** START OF RECORDS SHOWN **

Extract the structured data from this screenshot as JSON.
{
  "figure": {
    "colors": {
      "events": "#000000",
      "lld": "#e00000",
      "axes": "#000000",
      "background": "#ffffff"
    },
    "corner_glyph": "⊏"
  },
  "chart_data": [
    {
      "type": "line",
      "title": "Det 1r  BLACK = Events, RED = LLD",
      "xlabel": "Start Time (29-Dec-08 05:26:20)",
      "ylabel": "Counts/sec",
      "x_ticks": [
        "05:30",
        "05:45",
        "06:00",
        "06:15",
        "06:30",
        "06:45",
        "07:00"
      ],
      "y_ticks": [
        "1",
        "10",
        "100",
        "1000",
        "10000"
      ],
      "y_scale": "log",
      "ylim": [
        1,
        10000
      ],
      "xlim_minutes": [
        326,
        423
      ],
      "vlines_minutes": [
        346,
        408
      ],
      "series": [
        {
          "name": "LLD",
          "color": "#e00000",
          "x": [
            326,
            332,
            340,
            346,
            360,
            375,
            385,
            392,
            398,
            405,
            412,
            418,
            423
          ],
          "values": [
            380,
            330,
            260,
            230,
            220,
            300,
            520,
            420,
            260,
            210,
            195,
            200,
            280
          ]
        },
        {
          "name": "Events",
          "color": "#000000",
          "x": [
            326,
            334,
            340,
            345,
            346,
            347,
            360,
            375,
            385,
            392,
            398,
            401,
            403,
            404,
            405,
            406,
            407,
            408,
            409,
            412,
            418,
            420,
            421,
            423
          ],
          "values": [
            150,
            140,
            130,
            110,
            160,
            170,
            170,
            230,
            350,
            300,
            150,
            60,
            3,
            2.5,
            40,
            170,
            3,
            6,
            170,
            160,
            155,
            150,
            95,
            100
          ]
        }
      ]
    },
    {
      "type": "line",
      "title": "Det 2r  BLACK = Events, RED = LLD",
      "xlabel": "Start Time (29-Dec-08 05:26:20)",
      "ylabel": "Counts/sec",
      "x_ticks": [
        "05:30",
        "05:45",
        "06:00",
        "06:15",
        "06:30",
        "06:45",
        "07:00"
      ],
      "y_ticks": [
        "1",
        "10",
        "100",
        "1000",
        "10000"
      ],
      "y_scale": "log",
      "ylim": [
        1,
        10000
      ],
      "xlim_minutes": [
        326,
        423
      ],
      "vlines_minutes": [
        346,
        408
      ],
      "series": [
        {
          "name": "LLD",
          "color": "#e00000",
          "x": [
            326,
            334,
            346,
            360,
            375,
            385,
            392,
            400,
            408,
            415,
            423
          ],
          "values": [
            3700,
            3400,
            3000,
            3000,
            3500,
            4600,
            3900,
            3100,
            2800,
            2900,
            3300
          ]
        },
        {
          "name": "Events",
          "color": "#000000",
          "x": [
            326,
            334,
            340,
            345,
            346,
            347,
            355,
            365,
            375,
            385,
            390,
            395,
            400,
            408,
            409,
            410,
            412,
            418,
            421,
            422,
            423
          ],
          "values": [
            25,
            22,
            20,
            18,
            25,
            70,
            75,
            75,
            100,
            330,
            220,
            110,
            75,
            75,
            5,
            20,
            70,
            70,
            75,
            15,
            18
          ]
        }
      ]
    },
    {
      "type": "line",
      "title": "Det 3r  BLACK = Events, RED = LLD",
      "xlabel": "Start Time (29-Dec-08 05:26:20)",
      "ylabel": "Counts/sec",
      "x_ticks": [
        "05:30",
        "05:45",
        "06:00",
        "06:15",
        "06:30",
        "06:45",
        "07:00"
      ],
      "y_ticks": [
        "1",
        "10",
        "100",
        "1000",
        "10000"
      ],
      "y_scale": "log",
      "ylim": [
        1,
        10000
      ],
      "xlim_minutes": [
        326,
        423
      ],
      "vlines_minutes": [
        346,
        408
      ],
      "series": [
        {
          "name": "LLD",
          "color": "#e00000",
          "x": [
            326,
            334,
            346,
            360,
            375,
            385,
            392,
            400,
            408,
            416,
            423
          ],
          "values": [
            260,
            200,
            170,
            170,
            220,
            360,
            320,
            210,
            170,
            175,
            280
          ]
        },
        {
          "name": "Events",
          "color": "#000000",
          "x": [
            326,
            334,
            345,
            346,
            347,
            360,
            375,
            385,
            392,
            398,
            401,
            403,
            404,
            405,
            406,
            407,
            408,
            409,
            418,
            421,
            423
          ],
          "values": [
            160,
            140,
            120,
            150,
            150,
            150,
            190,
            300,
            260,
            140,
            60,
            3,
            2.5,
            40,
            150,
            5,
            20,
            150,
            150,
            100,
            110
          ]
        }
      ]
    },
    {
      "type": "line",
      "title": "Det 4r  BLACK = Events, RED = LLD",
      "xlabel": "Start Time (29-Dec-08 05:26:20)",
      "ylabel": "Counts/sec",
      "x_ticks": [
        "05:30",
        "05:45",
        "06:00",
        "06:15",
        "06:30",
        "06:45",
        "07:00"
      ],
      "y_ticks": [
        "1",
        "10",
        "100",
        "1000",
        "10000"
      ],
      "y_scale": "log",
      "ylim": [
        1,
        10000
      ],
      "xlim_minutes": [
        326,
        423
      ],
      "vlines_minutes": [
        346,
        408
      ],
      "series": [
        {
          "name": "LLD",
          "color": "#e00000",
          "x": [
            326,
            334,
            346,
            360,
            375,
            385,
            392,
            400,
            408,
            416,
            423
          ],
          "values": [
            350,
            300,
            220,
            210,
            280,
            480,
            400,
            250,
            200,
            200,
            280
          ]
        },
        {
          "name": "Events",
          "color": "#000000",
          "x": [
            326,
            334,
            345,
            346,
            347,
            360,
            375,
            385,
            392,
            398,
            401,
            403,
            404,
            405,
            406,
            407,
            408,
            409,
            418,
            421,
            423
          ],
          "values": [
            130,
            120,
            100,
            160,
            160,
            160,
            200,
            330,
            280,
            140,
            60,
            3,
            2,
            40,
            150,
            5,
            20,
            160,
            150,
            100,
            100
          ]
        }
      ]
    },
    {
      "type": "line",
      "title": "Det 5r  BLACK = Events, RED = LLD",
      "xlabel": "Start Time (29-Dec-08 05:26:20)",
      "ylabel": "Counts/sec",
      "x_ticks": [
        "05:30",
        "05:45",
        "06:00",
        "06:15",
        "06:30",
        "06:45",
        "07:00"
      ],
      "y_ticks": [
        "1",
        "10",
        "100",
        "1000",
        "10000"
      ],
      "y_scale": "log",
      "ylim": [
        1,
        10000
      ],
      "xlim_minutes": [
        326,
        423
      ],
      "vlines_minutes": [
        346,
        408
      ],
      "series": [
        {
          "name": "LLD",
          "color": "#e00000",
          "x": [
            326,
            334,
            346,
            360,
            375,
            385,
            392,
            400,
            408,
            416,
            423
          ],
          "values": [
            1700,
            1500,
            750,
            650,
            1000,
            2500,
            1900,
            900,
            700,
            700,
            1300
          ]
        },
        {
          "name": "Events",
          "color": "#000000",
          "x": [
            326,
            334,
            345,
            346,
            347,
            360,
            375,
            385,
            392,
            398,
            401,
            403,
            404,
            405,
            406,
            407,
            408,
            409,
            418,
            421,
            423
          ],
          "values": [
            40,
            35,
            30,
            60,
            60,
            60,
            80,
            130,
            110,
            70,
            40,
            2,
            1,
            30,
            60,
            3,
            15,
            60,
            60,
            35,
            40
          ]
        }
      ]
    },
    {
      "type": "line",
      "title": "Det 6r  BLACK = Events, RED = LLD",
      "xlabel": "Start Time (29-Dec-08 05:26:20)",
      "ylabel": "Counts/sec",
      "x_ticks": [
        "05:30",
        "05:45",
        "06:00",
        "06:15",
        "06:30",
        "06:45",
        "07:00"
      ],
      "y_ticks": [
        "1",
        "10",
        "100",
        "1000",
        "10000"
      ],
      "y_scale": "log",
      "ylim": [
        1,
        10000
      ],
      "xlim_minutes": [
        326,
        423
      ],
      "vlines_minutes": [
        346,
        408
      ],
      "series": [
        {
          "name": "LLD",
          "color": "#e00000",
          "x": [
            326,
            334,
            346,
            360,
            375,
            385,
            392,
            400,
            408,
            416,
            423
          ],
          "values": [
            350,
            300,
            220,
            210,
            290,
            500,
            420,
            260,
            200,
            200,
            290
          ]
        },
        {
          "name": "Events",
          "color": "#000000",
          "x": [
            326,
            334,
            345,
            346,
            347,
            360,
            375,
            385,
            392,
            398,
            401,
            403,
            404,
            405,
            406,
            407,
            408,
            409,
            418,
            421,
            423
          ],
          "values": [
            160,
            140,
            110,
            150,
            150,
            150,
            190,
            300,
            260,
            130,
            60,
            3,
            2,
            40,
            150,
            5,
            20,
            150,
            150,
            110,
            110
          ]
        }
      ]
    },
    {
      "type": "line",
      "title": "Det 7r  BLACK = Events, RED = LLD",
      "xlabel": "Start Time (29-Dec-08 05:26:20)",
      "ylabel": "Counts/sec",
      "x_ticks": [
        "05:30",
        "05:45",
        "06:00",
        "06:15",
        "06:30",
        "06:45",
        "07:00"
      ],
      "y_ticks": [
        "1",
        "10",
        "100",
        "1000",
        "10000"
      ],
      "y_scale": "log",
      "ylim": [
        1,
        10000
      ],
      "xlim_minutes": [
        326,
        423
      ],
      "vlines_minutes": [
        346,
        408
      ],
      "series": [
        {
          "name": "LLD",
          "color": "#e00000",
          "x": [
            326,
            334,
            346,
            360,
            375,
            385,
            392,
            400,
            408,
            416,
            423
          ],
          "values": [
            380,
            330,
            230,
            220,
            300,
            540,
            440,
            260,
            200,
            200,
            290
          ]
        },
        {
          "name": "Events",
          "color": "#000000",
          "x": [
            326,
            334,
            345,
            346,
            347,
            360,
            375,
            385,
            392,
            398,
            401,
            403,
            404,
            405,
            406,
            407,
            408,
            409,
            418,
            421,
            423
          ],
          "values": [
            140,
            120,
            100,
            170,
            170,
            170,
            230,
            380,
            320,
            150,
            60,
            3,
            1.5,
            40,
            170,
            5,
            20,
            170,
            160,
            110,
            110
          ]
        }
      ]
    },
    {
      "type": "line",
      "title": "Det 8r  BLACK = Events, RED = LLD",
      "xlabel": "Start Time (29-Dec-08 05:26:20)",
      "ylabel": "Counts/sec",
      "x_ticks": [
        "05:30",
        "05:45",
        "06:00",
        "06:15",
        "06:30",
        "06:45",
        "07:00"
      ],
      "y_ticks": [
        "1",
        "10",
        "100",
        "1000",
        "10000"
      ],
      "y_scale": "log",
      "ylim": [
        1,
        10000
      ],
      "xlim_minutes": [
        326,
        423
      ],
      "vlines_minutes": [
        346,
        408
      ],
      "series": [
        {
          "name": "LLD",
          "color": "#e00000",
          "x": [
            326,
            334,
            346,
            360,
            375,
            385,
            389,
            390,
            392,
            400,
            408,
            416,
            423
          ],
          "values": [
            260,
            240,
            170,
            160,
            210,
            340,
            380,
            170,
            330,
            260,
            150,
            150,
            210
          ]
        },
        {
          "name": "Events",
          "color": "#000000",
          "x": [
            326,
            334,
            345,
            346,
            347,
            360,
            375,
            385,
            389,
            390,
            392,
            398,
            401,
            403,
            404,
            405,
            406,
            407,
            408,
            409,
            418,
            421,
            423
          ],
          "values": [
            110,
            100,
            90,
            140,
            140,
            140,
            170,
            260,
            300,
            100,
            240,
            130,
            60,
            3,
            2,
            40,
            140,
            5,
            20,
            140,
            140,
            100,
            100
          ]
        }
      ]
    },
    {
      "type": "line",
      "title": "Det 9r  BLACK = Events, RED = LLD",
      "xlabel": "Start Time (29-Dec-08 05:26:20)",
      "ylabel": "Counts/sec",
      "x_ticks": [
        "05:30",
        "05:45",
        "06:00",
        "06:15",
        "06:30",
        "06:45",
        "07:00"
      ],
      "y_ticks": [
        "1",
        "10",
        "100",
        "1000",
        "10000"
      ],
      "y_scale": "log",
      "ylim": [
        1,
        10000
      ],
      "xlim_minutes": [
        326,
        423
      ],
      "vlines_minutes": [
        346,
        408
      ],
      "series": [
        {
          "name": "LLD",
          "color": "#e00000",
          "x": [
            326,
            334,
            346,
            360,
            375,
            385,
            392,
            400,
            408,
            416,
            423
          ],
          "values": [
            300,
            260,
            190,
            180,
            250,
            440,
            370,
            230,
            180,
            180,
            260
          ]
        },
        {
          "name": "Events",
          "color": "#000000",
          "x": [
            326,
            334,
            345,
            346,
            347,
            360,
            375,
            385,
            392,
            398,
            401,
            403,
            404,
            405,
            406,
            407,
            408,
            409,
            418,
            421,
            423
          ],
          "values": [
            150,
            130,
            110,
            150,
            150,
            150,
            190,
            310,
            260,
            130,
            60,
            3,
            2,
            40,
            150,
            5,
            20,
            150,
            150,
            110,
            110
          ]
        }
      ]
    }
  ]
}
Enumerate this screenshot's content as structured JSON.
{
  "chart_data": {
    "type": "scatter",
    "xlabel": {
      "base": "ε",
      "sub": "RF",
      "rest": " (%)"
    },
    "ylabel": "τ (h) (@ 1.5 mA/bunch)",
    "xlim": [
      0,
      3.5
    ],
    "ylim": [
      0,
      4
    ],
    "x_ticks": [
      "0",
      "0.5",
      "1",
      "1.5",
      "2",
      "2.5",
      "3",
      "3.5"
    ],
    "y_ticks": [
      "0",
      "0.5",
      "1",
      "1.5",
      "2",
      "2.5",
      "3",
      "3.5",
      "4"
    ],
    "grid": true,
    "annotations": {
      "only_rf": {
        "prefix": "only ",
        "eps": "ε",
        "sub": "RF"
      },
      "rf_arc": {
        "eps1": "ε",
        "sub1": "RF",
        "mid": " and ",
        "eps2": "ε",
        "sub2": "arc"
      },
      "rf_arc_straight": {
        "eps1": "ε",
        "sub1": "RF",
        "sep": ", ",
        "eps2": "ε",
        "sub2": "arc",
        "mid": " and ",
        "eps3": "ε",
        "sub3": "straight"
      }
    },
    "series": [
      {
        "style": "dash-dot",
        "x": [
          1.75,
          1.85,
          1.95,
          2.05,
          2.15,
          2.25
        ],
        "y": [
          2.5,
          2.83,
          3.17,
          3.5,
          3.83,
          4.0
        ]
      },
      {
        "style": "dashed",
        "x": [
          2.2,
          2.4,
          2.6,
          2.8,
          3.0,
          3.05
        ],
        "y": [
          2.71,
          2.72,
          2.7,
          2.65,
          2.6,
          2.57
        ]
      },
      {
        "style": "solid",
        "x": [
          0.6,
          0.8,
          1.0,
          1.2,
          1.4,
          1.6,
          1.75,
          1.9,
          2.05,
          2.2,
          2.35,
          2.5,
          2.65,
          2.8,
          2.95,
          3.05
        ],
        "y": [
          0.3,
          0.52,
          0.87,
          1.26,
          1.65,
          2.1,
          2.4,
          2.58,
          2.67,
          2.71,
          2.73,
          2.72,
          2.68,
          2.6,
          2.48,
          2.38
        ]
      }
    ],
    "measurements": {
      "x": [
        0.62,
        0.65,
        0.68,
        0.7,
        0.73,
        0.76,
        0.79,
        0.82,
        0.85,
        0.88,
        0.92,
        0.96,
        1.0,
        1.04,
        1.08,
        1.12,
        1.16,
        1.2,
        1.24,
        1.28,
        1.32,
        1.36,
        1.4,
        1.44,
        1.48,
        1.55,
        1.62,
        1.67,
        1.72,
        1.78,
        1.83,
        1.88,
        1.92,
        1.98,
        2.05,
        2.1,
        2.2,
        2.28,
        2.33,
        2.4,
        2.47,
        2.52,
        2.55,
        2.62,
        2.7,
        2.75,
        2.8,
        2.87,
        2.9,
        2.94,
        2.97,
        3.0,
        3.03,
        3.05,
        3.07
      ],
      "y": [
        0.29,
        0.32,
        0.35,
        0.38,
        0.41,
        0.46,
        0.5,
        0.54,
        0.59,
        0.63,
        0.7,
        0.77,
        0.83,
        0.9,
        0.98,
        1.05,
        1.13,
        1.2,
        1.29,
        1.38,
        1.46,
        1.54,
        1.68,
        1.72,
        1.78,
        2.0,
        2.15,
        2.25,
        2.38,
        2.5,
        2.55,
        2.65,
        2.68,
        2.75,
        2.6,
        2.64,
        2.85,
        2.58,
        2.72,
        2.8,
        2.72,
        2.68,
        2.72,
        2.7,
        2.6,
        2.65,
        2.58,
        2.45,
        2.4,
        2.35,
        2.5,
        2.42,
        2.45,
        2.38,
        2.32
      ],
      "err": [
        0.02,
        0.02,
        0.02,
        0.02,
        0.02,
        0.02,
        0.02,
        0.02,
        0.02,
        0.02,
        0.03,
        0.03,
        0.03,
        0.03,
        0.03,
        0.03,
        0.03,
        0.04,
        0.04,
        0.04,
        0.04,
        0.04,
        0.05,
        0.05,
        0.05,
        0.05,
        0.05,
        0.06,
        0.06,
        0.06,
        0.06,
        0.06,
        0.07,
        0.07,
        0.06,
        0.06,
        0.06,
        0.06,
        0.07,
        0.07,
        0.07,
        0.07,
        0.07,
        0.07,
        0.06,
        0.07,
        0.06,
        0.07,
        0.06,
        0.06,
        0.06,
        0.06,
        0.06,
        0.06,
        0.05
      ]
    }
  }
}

** END OF RECORDS SHOWN **

WRITTEN REQUEST — Find every line that holds "style" and copy it.

FINAL RESULT —
        "style": "dash-dot",
        "style": "dashed",
        "style": "solid",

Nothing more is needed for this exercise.